WORK TO COMPLETE ::
A. In the film summary below, shorten the paragraph that begins "The elaborate closing song" into a bulleted list that keeps its main facts.
B. From the film summary below, reproduce the passage starting at "The elaborate closing" and ending at "across a soundstage.".

The opening caption reads, "This picture is dedicated to Variety Clubs, International, "The Heart of Show Business", which beats constantly in behalf of the under-privileged children of the world ... regardless of race, creed or color".[2] The story revolves around two young girls who exchange identities, causing confusion at the Variety Club (show-business charity) and the Paramount studio.
The elaborate closing song, "Harmony," begins with Bing Crosby and Bob Hope singing and dancing on stage in matching checkered suits and straw hats, eventually moves to a merry-go-round with Gary Cooper in cowboy regalia seated on a plastic horse while talking through a couple of stanzas with Barry Fitzgerald, then gradually incorporates the entire cast, which includes almost everyone under contract to Paramount at the time, in a rousing finale launched by William Holden and Ray Milland chasing a scantily-clad woman across a soundstage.

DATA SECTION ::
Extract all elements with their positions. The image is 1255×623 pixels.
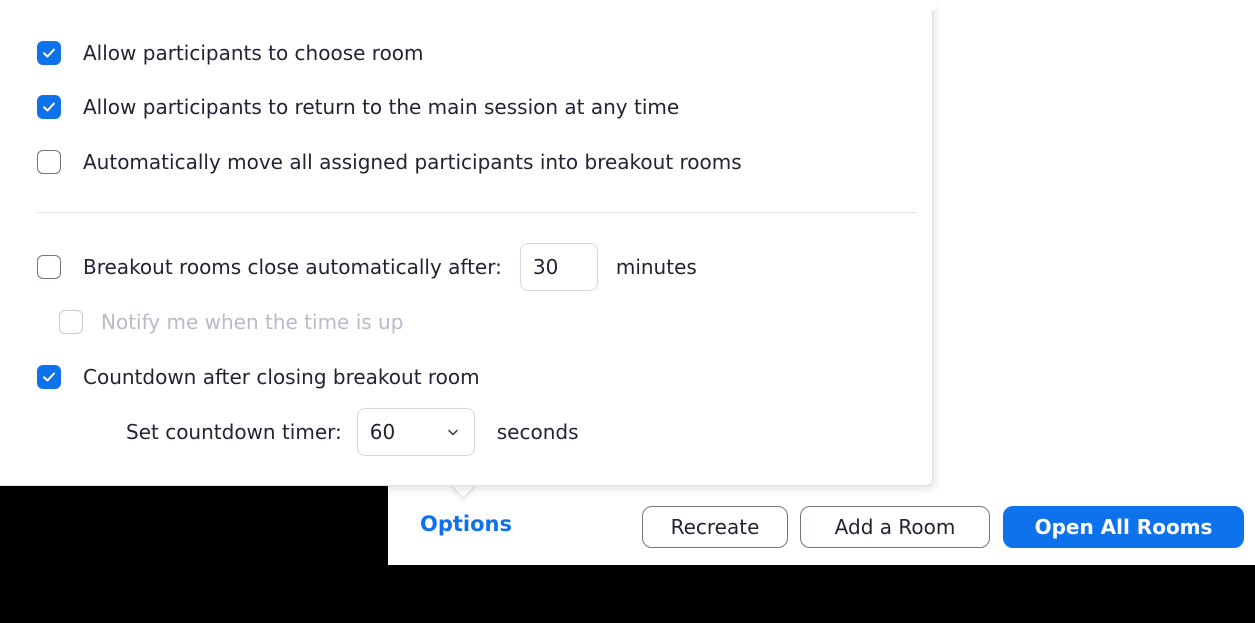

COMPLETE ANSWERS ::
A.
- The closing song is "Harmony."
- It opens with Bing Crosby and Bob Hope singing and dancing on stage in matching checkered suits and straw hats.
- It moves to a merry-go-round, where Gary Cooper, in cowboy clothes on a plastic horse, talks through a couple of stanzas with Barry Fitzgerald.
- It gradually brings in the whole cast, which includes almost everyone under contract to Paramount at the time.
- The finale starts with William Holden and Ray Milland chasing a scantily-clad woman across a soundstage.

B.
The elaborate closing song, "Harmony," begins with Bing Crosby and Bob Hope singing and dancing on stage in matching checkered suits and straw hats, eventually moves to a merry-go-round with Gary Cooper in cowboy regalia seated on a plastic horse while talking through a couple of stanzas with Barry Fitzgerald, then gradually incorporates the entire cast, which includes almost everyone under contract to Paramount at the time, in a rousing finale launched by William Holden and Ray Milland chasing a scantily-clad woman across a soundstage.